- [Objective]: Extract all lines that hold the string "down".

- [Records to process]:
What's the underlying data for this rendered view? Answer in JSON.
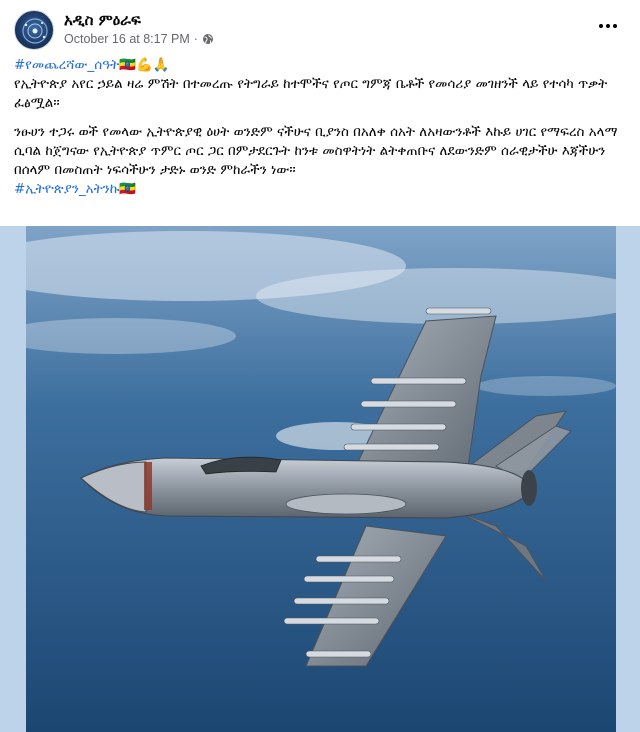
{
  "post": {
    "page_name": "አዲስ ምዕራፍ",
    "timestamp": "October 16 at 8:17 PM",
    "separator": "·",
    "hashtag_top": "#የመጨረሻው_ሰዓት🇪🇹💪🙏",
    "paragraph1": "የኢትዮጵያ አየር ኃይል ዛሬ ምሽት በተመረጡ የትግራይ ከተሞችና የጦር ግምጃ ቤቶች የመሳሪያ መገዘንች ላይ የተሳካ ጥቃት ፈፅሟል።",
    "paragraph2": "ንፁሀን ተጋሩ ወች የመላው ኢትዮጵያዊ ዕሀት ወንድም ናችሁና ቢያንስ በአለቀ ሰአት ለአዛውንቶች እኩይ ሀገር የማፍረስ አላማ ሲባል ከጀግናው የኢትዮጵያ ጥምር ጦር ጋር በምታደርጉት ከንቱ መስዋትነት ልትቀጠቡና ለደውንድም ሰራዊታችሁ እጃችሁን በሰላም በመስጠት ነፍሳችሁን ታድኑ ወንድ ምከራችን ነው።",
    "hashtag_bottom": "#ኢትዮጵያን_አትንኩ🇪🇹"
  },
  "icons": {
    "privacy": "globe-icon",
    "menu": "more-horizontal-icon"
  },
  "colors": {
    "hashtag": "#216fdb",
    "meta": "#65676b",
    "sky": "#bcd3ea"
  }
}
==
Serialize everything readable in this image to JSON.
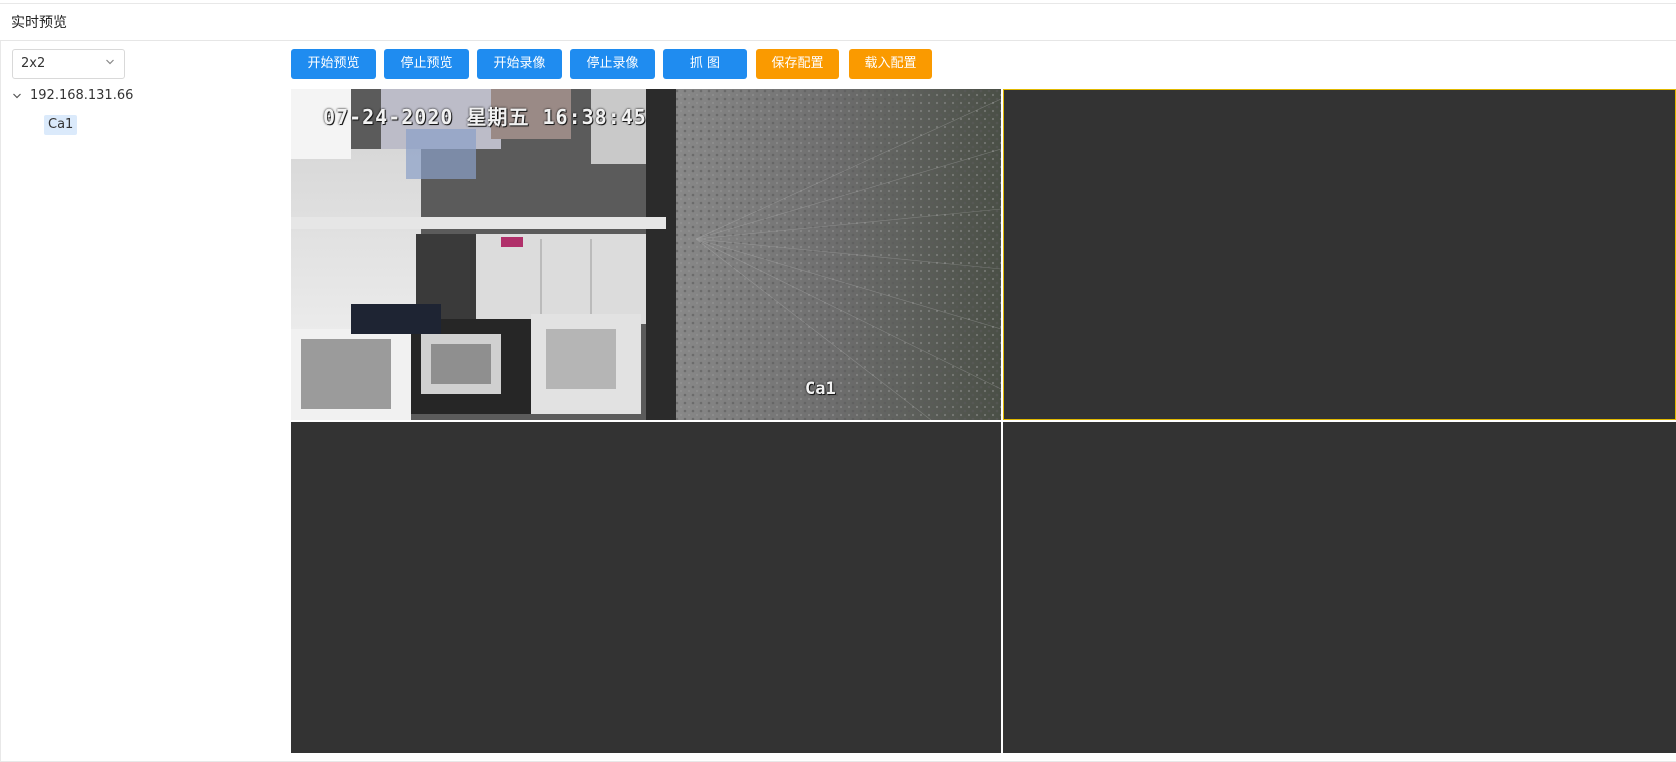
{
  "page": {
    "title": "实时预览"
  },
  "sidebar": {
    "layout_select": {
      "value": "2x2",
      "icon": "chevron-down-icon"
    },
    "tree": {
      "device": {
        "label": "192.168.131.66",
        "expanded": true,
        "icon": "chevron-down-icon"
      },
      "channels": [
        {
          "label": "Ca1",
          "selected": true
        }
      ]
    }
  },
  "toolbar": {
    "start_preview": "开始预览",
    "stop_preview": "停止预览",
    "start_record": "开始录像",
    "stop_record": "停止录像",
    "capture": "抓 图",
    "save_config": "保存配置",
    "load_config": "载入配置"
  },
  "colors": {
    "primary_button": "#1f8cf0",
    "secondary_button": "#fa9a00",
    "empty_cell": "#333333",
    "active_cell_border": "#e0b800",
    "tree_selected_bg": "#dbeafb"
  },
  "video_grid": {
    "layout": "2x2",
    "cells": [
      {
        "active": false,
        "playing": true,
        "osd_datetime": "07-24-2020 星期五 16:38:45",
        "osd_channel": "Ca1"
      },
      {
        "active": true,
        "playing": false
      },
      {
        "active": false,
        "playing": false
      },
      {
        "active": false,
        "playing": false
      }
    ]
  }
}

- [Exercise output]:
      "icon": "chevron-down-icon"
        "icon": "chevron-down-icon"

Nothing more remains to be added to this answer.